* _Instruction_: Extract each line where the string "Ariana" shows up.

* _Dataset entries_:

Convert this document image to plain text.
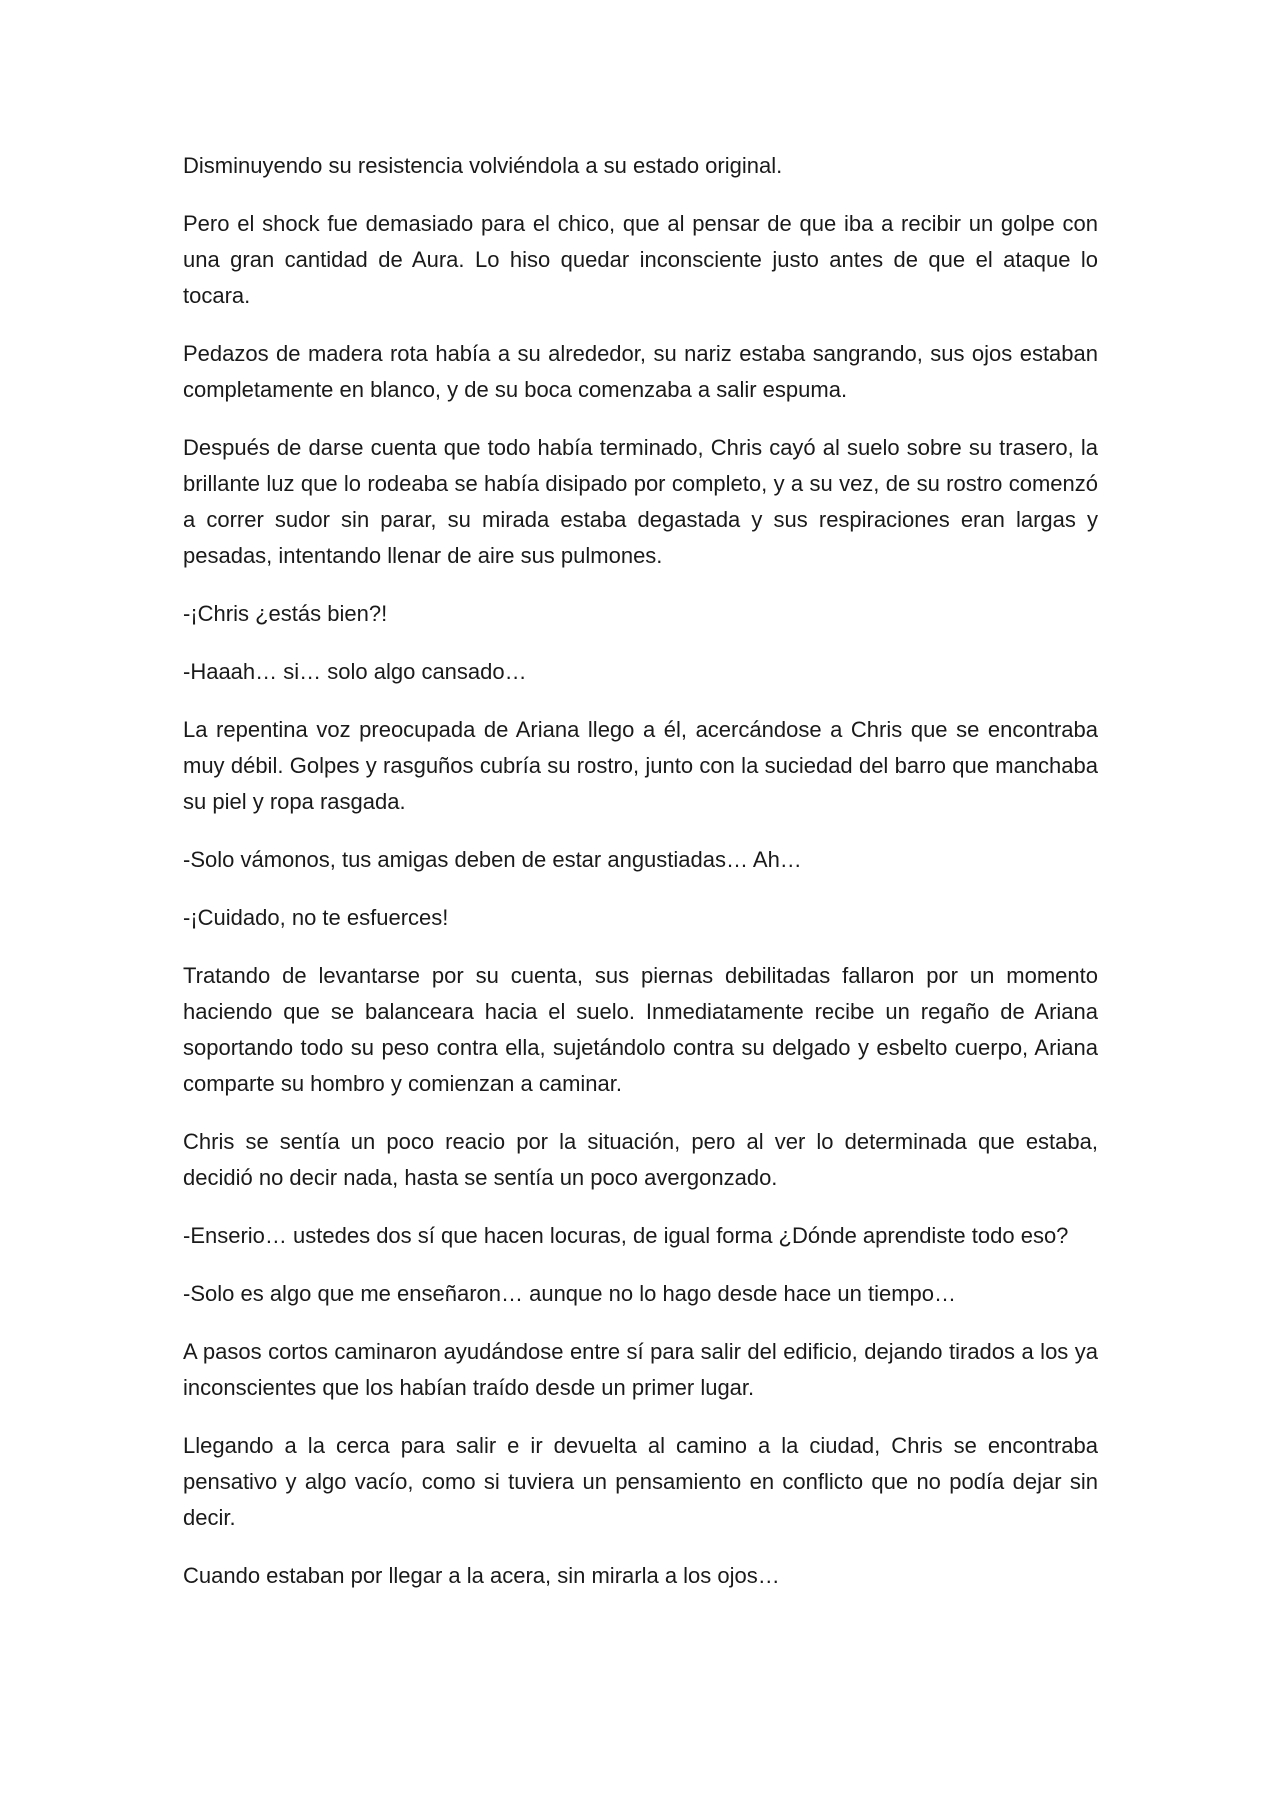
Disminuyendo su resistencia volviéndola a su estado original.

Pero el shock fue demasiado para el chico, que al pensar de que iba a recibir un golpe con una gran cantidad de Aura. Lo hiso quedar inconsciente justo antes de que el ataque lo tocara.

Pedazos de madera rota había a su alrededor, su nariz estaba sangrando, sus ojos estaban completamente en blanco, y de su boca comenzaba a salir espuma.

Después de darse cuenta que todo había terminado, Chris cayó al suelo sobre su trasero, la brillante luz que lo rodeaba se había disipado por completo, y a su vez, de su rostro comenzó a correr sudor sin parar, su mirada estaba degastada y sus respiraciones eran largas y pesadas, intentando llenar de aire sus pulmones.

-¡Chris ¿estás bien?!

-Haaah… si… solo algo cansado…

La repentina voz preocupada de Ariana llego a él, acercándose a Chris que se encontraba muy débil. Golpes y rasguños cubría su rostro, junto con la suciedad del barro que manchaba su piel y ropa rasgada.

-Solo vámonos, tus amigas deben de estar angustiadas… Ah…

-¡Cuidado, no te esfuerces!

Tratando de levantarse por su cuenta, sus piernas debilitadas fallaron por un momento haciendo que se balanceara hacia el suelo. Inmediatamente recibe un regaño de Ariana soportando todo su peso contra ella, sujetándolo contra su delgado y esbelto cuerpo, Ariana comparte su hombro y comienzan a caminar.

Chris se sentía un poco reacio por la situación, pero al ver lo determinada que estaba, decidió no decir nada, hasta se sentía un poco avergonzado.

-Enserio… ustedes dos sí que hacen locuras, de igual forma ¿Dónde aprendiste todo eso?

-Solo es algo que me enseñaron… aunque no lo hago desde hace un tiempo…

A pasos cortos caminaron ayudándose entre sí para salir del edificio, dejando tirados a los ya inconscientes que los habían traído desde un primer lugar.

Llegando a la cerca para salir e ir devuelta al camino a la ciudad, Chris se encontraba pensativo y algo vacío, como si tuviera un pensamiento en conflicto que no podía dejar sin decir.

Cuando estaban por llegar a la acera, sin mirarla a los ojos…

* _Exercise output_:
La repentina voz preocupada de Ariana llego a él, acercándose a Chris que se encontraba muy débil. Golpes y rasguños cubría su rostro, junto con la suciedad del barro que manchaba su piel y ropa rasgada.
Tratando de levantarse por su cuenta, sus piernas debilitadas fallaron por un momento haciendo que se balanceara hacia el suelo. Inmediatamente recibe un regaño de Ariana soportando todo su peso contra ella, sujetándolo contra su delgado y esbelto cuerpo, Ariana comparte su hombro y comienzan a caminar.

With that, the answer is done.